15.8.19

Tra Calvino e Vittorini. Bocciature e scelte a casa Einaudi. Il caso Fofi (Oreste Pivetta)



Si potrebbe cominciare mettendo in fila, come nella locandina di una rappresentazione teatrale, gli interpreti che sono poi anche i personaggi: Bobbio, Delio Cantimori, Calvino, Cases, Massimo Mila, Renato Solmi, Vittorini, Fruttero, Panzieri, Ponchiroli, Strada, Baranelli, Serini, Fonzi, Bollati, molti altri, alcuni più o meno sullo sfondo (come Roberto Cerati, che ci ha lasciato solo qualche giorno fa, organizzatore commerciale e inventore di tanti successi editoriali) e naturalmente lui, non si sa bene se in qualità di regista in scena, di padre padrone, di deus ex machina, il «divo Giulio», come gli piaceva farsi indicare, cioè Giulio Einaudi, figlio di Luigi, fondatore nel 1933 (precoce, indubbiamente, come può capitare a chi ha la fortuna di respirare cultura dalla nascita: aveva 21 anni, essendo nato nel 1912) della casa editrice cui prestò il cognome e cui assegnò il simbolo che diventò presto un marchio di qualità: lo struzzo che piega il chiodo, «spiritus durissima coquit».
I verbali del mercoledì, il volume che raccoglie, a cura di Tommaso Munari, i resoconti delle riunioni redazionali della casa editrice in un decennio, tra il 1953 e il 1963, resoconti a volte molto schematici, elenchi senza pretese di elaborazione, rappresentazione, interpretazione, a volte cronache che riproducono personalità, stati d'animo, idiosincrasie, persino il mal di denti di uno dei redattori (il francesista Serini: «Non parlo oggi per incapacità di parlare... Ho avuto un'estrazione») riesce ad essere in tante pagine brillante, curiosissimo, mai burocratico, vivo, cioè prova di una cultura viva e autentica. Vedi ad esempio la «sceneggiatura» del «caso Fofi», cioè la lunga discussione che si sviluppò attorno alla pubblicazione o meno dell'inchiesta di Goffredo Fofi sull'immigrazione meridionale a Torino.

_VOCI ELENCATE_.
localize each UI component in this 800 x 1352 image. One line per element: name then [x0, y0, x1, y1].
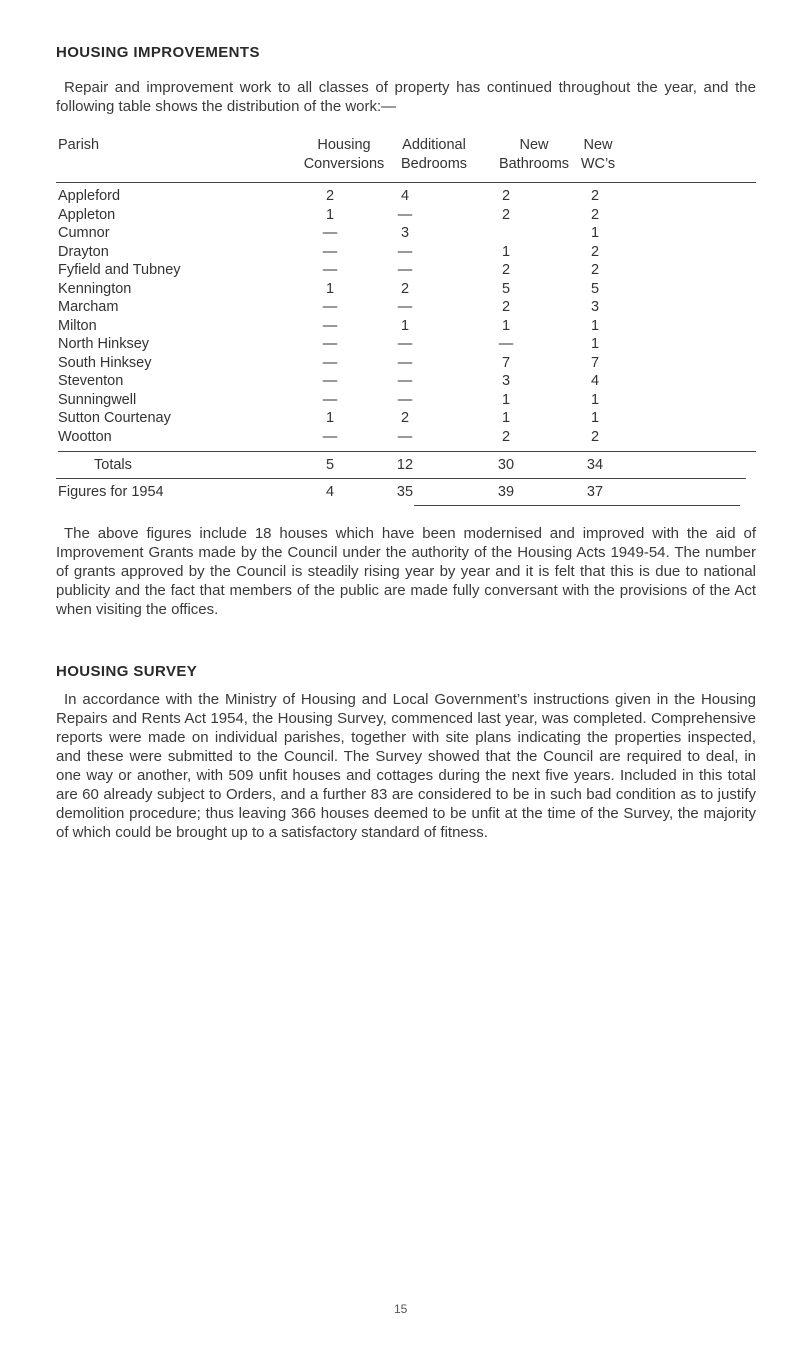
housing-survey-heading: HOUSING SURVEY: [56, 663, 198, 680]
table-row: Steventon — — 3 4: [58, 373, 600, 389]
table-body: [56, 187, 756, 446]
header-bedrooms: Additional Bedrooms: [400, 137, 468, 172]
previous-bottom-rule: [414, 505, 740, 506]
housing-improvements-heading: HOUSING IMPROVEMENTS: [56, 44, 260, 61]
table-row: Milton — 1 1 1: [58, 317, 600, 334]
totals-row: Totals 5 12 30 34: [94, 457, 604, 473]
previous-year-row: Figures for 1954 4 35 39 37: [58, 484, 604, 500]
table-row: South Hinksey — — 7 7: [58, 354, 600, 371]
page-number: 15: [394, 1302, 408, 1316]
header-parish: Parish: [58, 137, 100, 153]
improvements-table: [56, 136, 756, 506]
survey-paragraph: In accordance with the Ministry of Housing and Local Government’s instructions given in the Housing Repairs and Rents Act 1954, the Housing Survey, commenced last year, was completed. Comprehensive reports were made on individual parishes, together with site plans indicating the properties inspected, and these were submitted to the Council. The Survey showed that the Council are required to deal, in one way or another, with 509 unfit houses and cottages during the next five years. Included in this total are 60 already subject to Orders, and a further 83 are considered to be in such bad condition as to justify demolition procedure; thus leaving 366 houses deemed to be unfit at the time of the Survey, the majority of which could be brought up to a satisfactory standard of fitness.: [56, 691, 756, 841]
header-wcs: New WC’s: [580, 137, 616, 172]
grants-note-paragraph: The above figures include 18 houses which have been modernised and improved with the aid of Improvement Grants made by the Council under the authority of the Housing Acts 1949-54. The number of grants approved by the Council is steadily rising year by year and it is felt that this is due to national publicity and the fact that members of the public are made fully conversant with the provisions of the Act when visiting the offices.: [56, 525, 756, 618]
table-row: Cumnor — 3 1: [58, 225, 600, 241]
table-row: Fyfield and Tubney — — 2 2: [58, 262, 600, 278]
header-rule: [56, 182, 756, 183]
table-row: Drayton — — 1 2: [58, 243, 600, 260]
header-bathrooms: New Bathrooms: [498, 137, 570, 172]
table-row: North Hinksey — — — 1: [58, 336, 600, 352]
table-row: Sunningwell — — 1 1: [58, 391, 600, 408]
table-row: Appleton 1 — 2 2: [58, 206, 600, 223]
table-row: Sutton Courtenay 1 2 1 1: [58, 410, 600, 426]
table-header: [56, 136, 756, 182]
table-row: Marcham — — 2 3: [58, 299, 600, 315]
header-conversions: Housing Conversions: [303, 137, 385, 172]
intro-paragraph: Repair and improvement work to all classes of property has continued throughout the year, and the following table shows the distribution of the work:—: [56, 79, 756, 115]
table-row: Kennington 1 2 5 5: [58, 280, 600, 297]
table-row: Wootton — — 2 2: [58, 428, 600, 445]
document-page: [56, 44, 756, 842]
table-row: Appleford 2 4 2 2: [58, 188, 600, 204]
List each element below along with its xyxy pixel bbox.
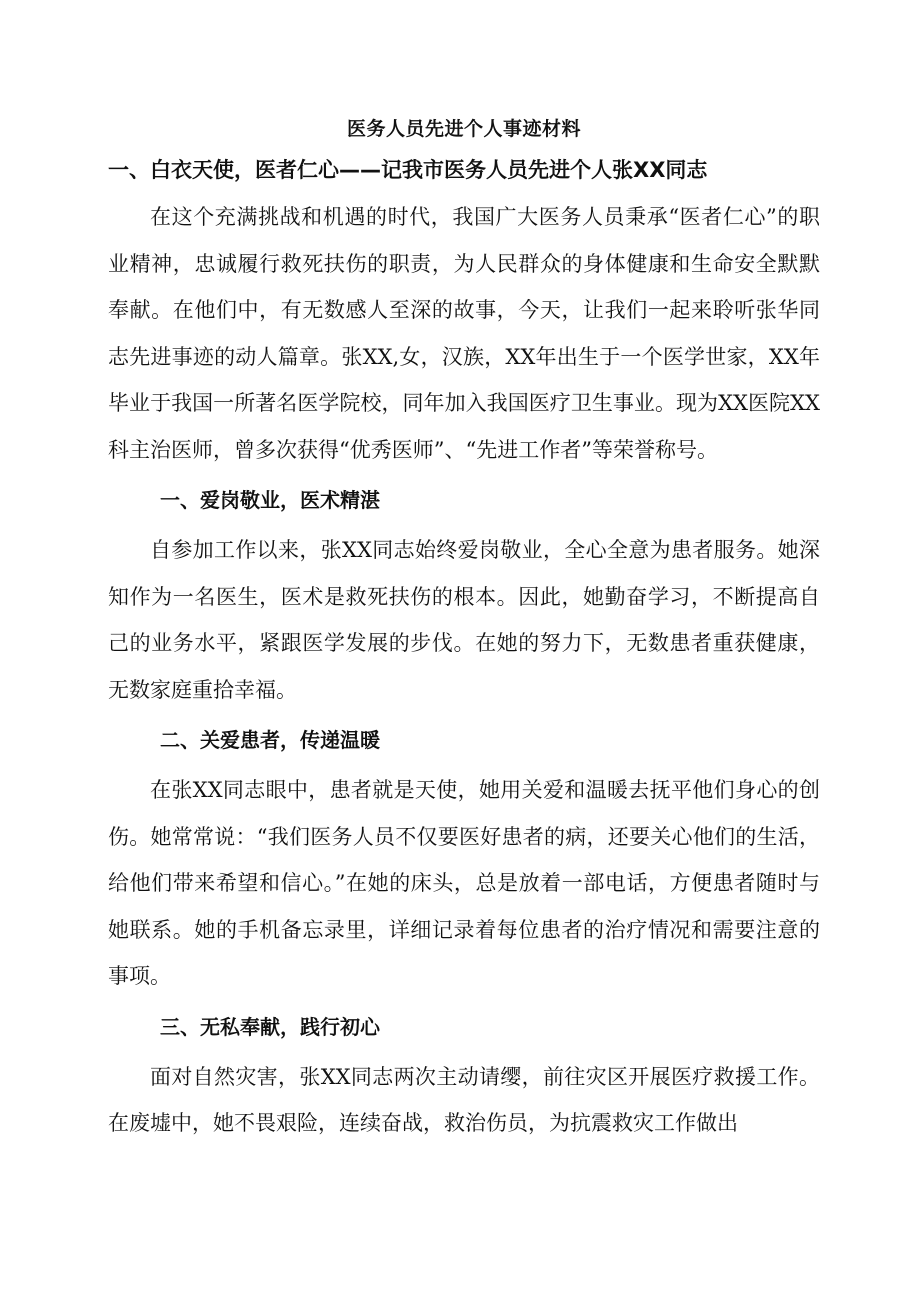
section-heading-devotion: 三、无私奉献，践行初心 xyxy=(160,1014,380,1039)
section-body-devotion: 面对自然灾害，张XX同志两次主动请缨，前往灾区开展医疗救援工作。在废墟中，她不畏艰险，连续奋战，救治伤员，为抗震救灾工作做出 xyxy=(108,1064,820,1135)
section-heading-care: 二、关爱患者，传递温暖 xyxy=(160,728,380,752)
main-heading: 一、白衣天使，医者仁心——记我市医务人员先进个人张XX同志 xyxy=(108,158,708,182)
section-heading-dedication: 一、爱岗敬业，医术精湛 xyxy=(160,488,380,512)
document-title: 医务人员先进个人事迹材料 xyxy=(346,118,581,140)
section-body-dedication: 自参加工作以来，张XX同志始终爱岗敬业，全心全意为患者服务。她深知作为一名医生，医术是救死扶伤的根本。因此，她勤奋学习，不断提高自己的业务水平，紧跟医学发展的步伐。在她的努力下，无数患者重获健康，无数家庭重拾幸福。 xyxy=(108,538,820,702)
intro-paragraph: 在这个充满挑战和机遇的时代，我国广大医务人员秉承“医者仁心”的职业精神，忠诚履行救死扶伤的职责，为人民群众的身体健康和生命安全默默奉献。在他们中，有无数感人至深的故事，今天，让我们一起来聆听张华同志先进事迹的动人篇章。张XX,女，汉族，XX年出生于一个医学世家，XX年毕业于我国一所著名医学院校，同年加入我国医疗卫生事业。现为XX医院XX科主治医师，曾多次获得“优秀医师”、“先进工作者”等荣誉称号。 xyxy=(108,205,820,462)
section-body-care: 在张XX同志眼中，患者就是天使，她用关爱和温暖去抚平他们身心的创伤。她常常说：“我们医务人员不仅要医好患者的病，还要关心他们的生活，给他们带来希望和信心。”在她的床头，总是放着一部电话，方便患者随时与她联系。她的手机备忘录里，详细记录着每位患者的治疗情况和需要注意的事项。 xyxy=(108,778,820,988)
document-content xyxy=(108,112,820,1147)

_LE CONSEGNE_.
a) Stabilisci se le tre affermazioni seguenti concordano con il brano, rispondendo sì o no e citando alla lettera le parole decisive: (i) Giulio Einaudi fondò la casa editrice nel 1933; (ii) il volume curato da Tommaso Munari raccoglie i resoconti delle riunioni redazionali tra il 1953 e il 1963; (iii) Serini, il redattore che aveva subito un'estrazione, era un germanista.
b) Riassumi il brano in due frasi.
c) Trascrivi fedelmente il passo del brano a partire da "I verbali del" e proseguendo fino a "meridionale a Torino.".

_RISPOSTE ATTESE_.
a)
(i) Sì: «fondatore nel 1933».
(ii) Sì: «i resoconti delle riunioni redazionali della casa editrice in un decennio, tra il 1953 e il 1963».
(iii) No: «il francesista Serini».

b) Il brano elenca i protagonisti della casa editrice Einaudi, da Bobbio a Calvino e Vittorini, raccolti attorno a Giulio Einaudi, che la fondò nel 1933 a 21 anni e le diede come simbolo lo struzzo che piega il chiodo. Presenta poi I verbali del mercoledì, il volume curato da Tommaso Munari con i resoconti delle riunioni redazionali tra il 1953 e il 1963, definito brillante e vivo, e indica come esempio il «caso Fofi», cioè la discussione sulla pubblicazione dell'inchiesta di Goffredo Fofi sull'immigrazione meridionale a Torino.

c)
I verbali del mercoledì, il volume che raccoglie, a cura di Tommaso Munari, i resoconti delle riunioni redazionali della casa editrice in un decennio, tra il 1953 e il 1963, resoconti a volte molto schematici, elenchi senza pretese di elaborazione, rappresentazione, interpretazione, a volte cronache che riproducono personalità, stati d'animo, idiosincrasie, persino il mal di denti di uno dei redattori (il francesista Serini: «Non parlo oggi per incapacità di parlare... Ho avuto un'estrazione») riesce ad essere in tante pagine brillante, curiosissimo, mai burocratico, vivo, cioè prova di una cultura viva e autentica. Vedi ad esempio la «sceneggiatura» del «caso Fofi», cioè la lunga discussione che si sviluppò attorno alla pubblicazione o meno dell'inchiesta di Goffredo Fofi sull'immigrazione meridionale a Torino.